(Collected data)
▼▼▼
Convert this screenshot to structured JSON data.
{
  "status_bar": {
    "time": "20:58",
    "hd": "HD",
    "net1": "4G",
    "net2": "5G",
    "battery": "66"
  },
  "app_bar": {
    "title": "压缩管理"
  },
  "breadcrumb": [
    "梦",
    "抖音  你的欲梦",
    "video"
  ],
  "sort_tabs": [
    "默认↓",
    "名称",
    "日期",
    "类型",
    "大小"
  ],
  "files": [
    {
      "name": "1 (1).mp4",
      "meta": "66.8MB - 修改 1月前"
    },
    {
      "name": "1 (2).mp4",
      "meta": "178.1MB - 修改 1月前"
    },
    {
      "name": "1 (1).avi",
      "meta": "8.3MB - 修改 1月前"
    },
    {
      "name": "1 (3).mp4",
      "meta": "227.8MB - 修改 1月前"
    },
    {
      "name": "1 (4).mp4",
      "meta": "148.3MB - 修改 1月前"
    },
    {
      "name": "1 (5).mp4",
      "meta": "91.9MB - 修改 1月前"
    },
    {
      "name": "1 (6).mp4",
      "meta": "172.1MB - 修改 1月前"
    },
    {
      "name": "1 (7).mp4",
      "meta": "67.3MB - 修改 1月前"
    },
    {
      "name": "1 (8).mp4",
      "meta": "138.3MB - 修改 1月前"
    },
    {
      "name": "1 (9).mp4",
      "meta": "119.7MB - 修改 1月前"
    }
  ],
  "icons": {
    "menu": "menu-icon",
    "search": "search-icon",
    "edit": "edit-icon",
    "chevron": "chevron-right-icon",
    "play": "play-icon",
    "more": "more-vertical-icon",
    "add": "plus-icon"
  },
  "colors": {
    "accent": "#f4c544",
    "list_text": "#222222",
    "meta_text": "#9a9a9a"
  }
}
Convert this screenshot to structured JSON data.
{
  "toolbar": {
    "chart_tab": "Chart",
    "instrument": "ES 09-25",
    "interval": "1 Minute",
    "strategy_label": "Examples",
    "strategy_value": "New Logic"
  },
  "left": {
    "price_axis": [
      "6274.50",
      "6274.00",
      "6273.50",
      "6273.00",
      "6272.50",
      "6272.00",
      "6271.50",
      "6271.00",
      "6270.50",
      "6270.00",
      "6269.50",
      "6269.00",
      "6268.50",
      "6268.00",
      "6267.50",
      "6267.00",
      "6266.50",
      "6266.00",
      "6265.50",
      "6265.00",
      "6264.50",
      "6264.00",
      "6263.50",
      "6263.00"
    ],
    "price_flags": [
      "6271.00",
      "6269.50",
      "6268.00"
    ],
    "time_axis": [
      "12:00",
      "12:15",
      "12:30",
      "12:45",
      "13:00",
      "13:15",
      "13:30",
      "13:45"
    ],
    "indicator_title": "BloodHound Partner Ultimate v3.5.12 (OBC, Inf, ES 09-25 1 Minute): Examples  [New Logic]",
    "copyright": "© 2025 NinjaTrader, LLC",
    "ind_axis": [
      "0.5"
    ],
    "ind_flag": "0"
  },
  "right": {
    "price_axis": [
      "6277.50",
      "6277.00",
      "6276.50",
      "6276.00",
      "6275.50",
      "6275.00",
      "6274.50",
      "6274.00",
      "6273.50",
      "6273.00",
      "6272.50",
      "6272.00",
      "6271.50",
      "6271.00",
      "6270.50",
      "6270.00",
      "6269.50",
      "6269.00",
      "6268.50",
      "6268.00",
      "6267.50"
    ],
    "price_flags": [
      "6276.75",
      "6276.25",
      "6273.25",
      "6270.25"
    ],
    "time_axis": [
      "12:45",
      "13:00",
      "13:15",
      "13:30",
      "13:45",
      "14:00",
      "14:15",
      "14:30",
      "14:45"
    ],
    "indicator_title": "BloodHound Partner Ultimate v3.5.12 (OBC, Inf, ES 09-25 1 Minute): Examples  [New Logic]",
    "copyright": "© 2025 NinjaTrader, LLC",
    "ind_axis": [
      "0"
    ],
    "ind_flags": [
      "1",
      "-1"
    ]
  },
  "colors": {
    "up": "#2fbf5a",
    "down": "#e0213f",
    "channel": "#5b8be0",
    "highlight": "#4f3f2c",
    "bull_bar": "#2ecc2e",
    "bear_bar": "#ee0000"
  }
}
▲▲▲
**WORK REQUIRED**.
From the records above, extract every entry exactly as given.

**RESULT OF THE TASK**.
Convert this screenshot to structured JSON data.
{
  "status_bar": {
    "time": "20:58",
    "hd": "HD",
    "net1": "4G",
    "net2": "5G",
    "battery": "66"
  },
  "app_bar": {
    "title": "压缩管理"
  },
  "breadcrumb": [
    "梦",
    "抖音  你的欲梦",
    "video"
  ],
  "sort_tabs": [
    "默认↓",
    "名称",
    "日期",
    "类型",
    "大小"
  ],
  "files": [
    {
      "name": "1 (1).mp4",
      "meta": "66.8MB - 修改 1月前"
    },
    {
      "name": "1 (2).mp4",
      "meta": "178.1MB - 修改 1月前"
    },
    {
      "name": "1 (1).avi",
      "meta": "8.3MB - 修改 1月前"
    },
    {
      "name": "1 (3).mp4",
      "meta": "227.8MB - 修改 1月前"
    },
    {
      "name": "1 (4).mp4",
      "meta": "148.3MB - 修改 1月前"
    },
    {
      "name": "1 (5).mp4",
      "meta": "91.9MB - 修改 1月前"
    },
    {
      "name": "1 (6).mp4",
      "meta": "172.1MB - 修改 1月前"
    },
    {
      "name": "1 (7).mp4",
      "meta": "67.3MB - 修改 1月前"
    },
    {
      "name": "1 (8).mp4",
      "meta": "138.3MB - 修改 1月前"
    },
    {
      "name": "1 (9).mp4",
      "meta": "119.7MB - 修改 1月前"
    }
  ],
  "icons": {
    "menu": "menu-icon",
    "search": "search-icon",
    "edit": "edit-icon",
    "chevron": "chevron-right-icon",
    "play": "play-icon",
    "more": "more-vertical-icon",
    "add": "plus-icon"
  },
  "colors": {
    "accent": "#f4c544",
    "list_text": "#222222",
    "meta_text": "#9a9a9a"
  }
}
Convert this screenshot to structured JSON data.
{
  "toolbar": {
    "chart_tab": "Chart",
    "instrument": "ES 09-25",
    "interval": "1 Minute",
    "strategy_label": "Examples",
    "strategy_value": "New Logic"
  },
  "left": {
    "price_axis": [
      "6274.50",
      "6274.00",
      "6273.50",
      "6273.00",
      "6272.50",
      "6272.00",
      "6271.50",
      "6271.00",
      "6270.50",
      "6270.00",
      "6269.50",
      "6269.00",
      "6268.50",
      "6268.00",
      "6267.50",
      "6267.00",
      "6266.50",
      "6266.00",
      "6265.50",
      "6265.00",
      "6264.50",
      "6264.00",
      "6263.50",
      "6263.00"
    ],
    "price_flags": [
      "6271.00",
      "6269.50",
      "6268.00"
    ],
    "time_axis": [
      "12:00",
      "12:15",
      "12:30",
      "12:45",
      "13:00",
      "13:15",
      "13:30",
      "13:45"
    ],
    "indicator_title": "BloodHound Partner Ultimate v3.5.12 (OBC, Inf, ES 09-25 1 Minute): Examples  [New Logic]",
    "copyright": "© 2025 NinjaTrader, LLC",
    "ind_axis": [
      "0.5"
    ],
    "ind_flag": "0"
  },
  "right": {
    "price_axis": [
      "6277.50",
      "6277.00",
      "6276.50",
      "6276.00",
      "6275.50",
      "6275.00",
      "6274.50",
      "6274.00",
      "6273.50",
      "6273.00",
      "6272.50",
      "6272.00",
      "6271.50",
      "6271.00",
      "6270.50",
      "6270.00",
      "6269.50",
      "6269.00",
      "6268.50",
      "6268.00",
      "6267.50"
    ],
    "price_flags": [
      "6276.75",
      "6276.25",
      "6273.25",
      "6270.25"
    ],
    "time_axis": [
      "12:45",
      "13:00",
      "13:15",
      "13:30",
      "13:45",
      "14:00",
      "14:15",
      "14:30",
      "14:45"
    ],
    "indicator_title": "BloodHound Partner Ultimate v3.5.12 (OBC, Inf, ES 09-25 1 Minute): Examples  [New Logic]",
    "copyright": "© 2025 NinjaTrader, LLC",
    "ind_axis": [
      "0"
    ],
    "ind_flags": [
      "1",
      "-1"
    ]
  },
  "colors": {
    "up": "#2fbf5a",
    "down": "#e0213f",
    "channel": "#5b8be0",
    "highlight": "#4f3f2c",
    "bull_bar": "#2ecc2e",
    "bear_bar": "#ee0000"
  }
}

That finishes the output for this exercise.